INSTRUCTION
Your task is to output all the records below, word for word.

PROVIDED DATA
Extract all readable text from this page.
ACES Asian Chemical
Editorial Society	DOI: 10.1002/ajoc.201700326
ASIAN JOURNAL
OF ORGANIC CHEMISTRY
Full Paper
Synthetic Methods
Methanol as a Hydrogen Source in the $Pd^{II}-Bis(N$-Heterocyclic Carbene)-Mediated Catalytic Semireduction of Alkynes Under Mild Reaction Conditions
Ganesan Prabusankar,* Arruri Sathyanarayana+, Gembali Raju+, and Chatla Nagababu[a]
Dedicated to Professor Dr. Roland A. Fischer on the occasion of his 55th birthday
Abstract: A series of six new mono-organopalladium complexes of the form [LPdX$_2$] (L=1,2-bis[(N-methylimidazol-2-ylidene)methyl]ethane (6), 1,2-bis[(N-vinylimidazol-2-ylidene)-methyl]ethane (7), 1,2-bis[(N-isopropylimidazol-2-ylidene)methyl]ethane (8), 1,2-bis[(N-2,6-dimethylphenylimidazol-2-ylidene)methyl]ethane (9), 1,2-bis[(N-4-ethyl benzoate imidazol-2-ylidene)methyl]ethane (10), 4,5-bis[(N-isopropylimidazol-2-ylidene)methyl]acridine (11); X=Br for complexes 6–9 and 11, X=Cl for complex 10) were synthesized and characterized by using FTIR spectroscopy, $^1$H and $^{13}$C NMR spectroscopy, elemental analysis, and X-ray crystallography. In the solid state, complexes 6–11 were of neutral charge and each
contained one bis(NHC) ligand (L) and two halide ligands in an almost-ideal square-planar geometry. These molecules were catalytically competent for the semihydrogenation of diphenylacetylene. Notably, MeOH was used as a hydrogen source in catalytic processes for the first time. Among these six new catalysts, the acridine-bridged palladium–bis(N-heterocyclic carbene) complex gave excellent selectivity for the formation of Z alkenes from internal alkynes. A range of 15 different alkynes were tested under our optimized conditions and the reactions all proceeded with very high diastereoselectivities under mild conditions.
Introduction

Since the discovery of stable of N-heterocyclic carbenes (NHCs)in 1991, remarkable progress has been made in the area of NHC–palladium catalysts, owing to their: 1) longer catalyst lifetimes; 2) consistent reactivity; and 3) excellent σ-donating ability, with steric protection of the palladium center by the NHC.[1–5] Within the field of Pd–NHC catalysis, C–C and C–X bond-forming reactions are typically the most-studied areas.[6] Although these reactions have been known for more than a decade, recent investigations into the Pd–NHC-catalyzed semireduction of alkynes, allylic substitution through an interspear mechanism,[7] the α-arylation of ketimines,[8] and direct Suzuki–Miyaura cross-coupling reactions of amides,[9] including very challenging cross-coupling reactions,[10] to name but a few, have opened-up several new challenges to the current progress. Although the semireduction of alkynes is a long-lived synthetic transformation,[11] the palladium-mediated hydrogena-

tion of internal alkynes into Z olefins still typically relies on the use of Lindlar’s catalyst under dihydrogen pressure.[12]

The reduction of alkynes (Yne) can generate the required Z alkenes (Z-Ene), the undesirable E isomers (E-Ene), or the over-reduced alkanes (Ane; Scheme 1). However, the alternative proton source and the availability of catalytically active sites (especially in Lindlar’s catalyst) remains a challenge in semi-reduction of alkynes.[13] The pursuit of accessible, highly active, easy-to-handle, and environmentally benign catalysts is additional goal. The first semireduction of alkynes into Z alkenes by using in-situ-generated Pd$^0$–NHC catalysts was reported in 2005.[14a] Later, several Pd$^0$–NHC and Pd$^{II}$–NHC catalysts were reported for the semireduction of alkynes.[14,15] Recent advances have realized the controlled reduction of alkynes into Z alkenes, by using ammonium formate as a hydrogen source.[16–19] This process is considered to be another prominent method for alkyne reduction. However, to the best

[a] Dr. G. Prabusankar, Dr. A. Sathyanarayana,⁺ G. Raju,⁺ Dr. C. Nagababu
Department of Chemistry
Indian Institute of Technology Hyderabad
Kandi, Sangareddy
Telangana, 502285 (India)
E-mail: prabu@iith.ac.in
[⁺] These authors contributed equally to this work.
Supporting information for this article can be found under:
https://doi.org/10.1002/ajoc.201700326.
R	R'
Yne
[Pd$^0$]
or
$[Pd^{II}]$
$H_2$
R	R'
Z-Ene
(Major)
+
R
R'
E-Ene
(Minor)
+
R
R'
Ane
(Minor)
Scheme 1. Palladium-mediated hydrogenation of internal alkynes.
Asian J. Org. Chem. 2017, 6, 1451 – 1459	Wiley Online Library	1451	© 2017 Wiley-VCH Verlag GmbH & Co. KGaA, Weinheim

IN RESPONSE
Extract all readable text from this page.
ACES Asian Chemical
Editorial Society	DOI: 10.1002/ajoc.201700326
ASIAN JOURNAL
OF ORGANIC CHEMISTRY
Full Paper
Synthetic Methods
Methanol as a Hydrogen Source in the $Pd^{II}-Bis(N$-Heterocyclic Carbene)-Mediated Catalytic Semireduction of Alkynes Under Mild Reaction Conditions
Ganesan Prabusankar,* Arruri Sathyanarayana+, Gembali Raju+, and Chatla Nagababu[a]
Dedicated to Professor Dr. Roland A. Fischer on the occasion of his 55th birthday
Abstract: A series of six new mono-organopalladium complexes of the form [LPdX$_2$] (L=1,2-bis[(N-methylimidazol-2-ylidene)methyl]ethane (6), 1,2-bis[(N-vinylimidazol-2-ylidene)-methyl]ethane (7), 1,2-bis[(N-isopropylimidazol-2-ylidene)methyl]ethane (8), 1,2-bis[(N-2,6-dimethylphenylimidazol-2-ylidene)methyl]ethane (9), 1,2-bis[(N-4-ethyl benzoate imidazol-2-ylidene)methyl]ethane (10), 4,5-bis[(N-isopropylimidazol-2-ylidene)methyl]acridine (11); X=Br for complexes 6–9 and 11, X=Cl for complex 10) were synthesized and characterized by using FTIR spectroscopy, $^1$H and $^{13}$C NMR spectroscopy, elemental analysis, and X-ray crystallography. In the solid state, complexes 6–11 were of neutral charge and each
contained one bis(NHC) ligand (L) and two halide ligands in an almost-ideal square-planar geometry. These molecules were catalytically competent for the semihydrogenation of diphenylacetylene. Notably, MeOH was used as a hydrogen source in catalytic processes for the first time. Among these six new catalysts, the acridine-bridged palladium–bis(N-heterocyclic carbene) complex gave excellent selectivity for the formation of Z alkenes from internal alkynes. A range of 15 different alkynes were tested under our optimized conditions and the reactions all proceeded with very high diastereoselectivities under mild conditions.
Introduction

Since the discovery of stable of N-heterocyclic carbenes (NHCs)in 1991, remarkable progress has been made in the area of NHC–palladium catalysts, owing to their: 1) longer catalyst lifetimes; 2) consistent reactivity; and 3) excellent σ-donating ability, with steric protection of the palladium center by the NHC.[1–5] Within the field of Pd–NHC catalysis, C–C and C–X bond-forming reactions are typically the most-studied areas.[6] Although these reactions have been known for more than a decade, recent investigations into the Pd–NHC-catalyzed semireduction of alkynes, allylic substitution through an interspear mechanism,[7] the α-arylation of ketimines,[8] and direct Suzuki–Miyaura cross-coupling reactions of amides,[9] including very challenging cross-coupling reactions,[10] to name but a few, have opened-up several new challenges to the current progress. Although the semireduction of alkynes is a long-lived synthetic transformation,[11] the palladium-mediated hydrogena-

tion of internal alkynes into Z olefins still typically relies on the use of Lindlar’s catalyst under dihydrogen pressure.[12]

The reduction of alkynes (Yne) can generate the required Z alkenes (Z-Ene), the undesirable E isomers (E-Ene), or the over-reduced alkanes (Ane; Scheme 1). However, the alternative proton source and the availability of catalytically active sites (especially in Lindlar’s catalyst) remains a challenge in semi-reduction of alkynes.[13] The pursuit of accessible, highly active, easy-to-handle, and environmentally benign catalysts is additional goal. The first semireduction of alkynes into Z alkenes by using in-situ-generated Pd$^0$–NHC catalysts was reported in 2005.[14a] Later, several Pd$^0$–NHC and Pd$^{II}$–NHC catalysts were reported for the semireduction of alkynes.[14,15] Recent advances have realized the controlled reduction of alkynes into Z alkenes, by using ammonium formate as a hydrogen source.[16–19] This process is considered to be another prominent method for alkyne reduction. However, to the best

[a] Dr. G. Prabusankar, Dr. A. Sathyanarayana,⁺ G. Raju,⁺ Dr. C. Nagababu
Department of Chemistry
Indian Institute of Technology Hyderabad
Kandi, Sangareddy
Telangana, 502285 (India)
E-mail: prabu@iith.ac.in
[⁺] These authors contributed equally to this work.
Supporting information for this article can be found under:
https://doi.org/10.1002/ajoc.201700326.
R	R'
Yne
[Pd$^0$]
or
$[Pd^{II}]$
$H_2$
R	R'
Z-Ene
(Major)
+
R
R'
E-Ene
(Minor)
+
R
R'
Ane
(Minor)
Scheme 1. Palladium-mediated hydrogenation of internal alkynes.
Asian J. Org. Chem. 2017, 6, 1451 – 1459	Wiley Online Library	1451	© 2017 Wiley-VCH Verlag GmbH & Co. KGaA, Weinheim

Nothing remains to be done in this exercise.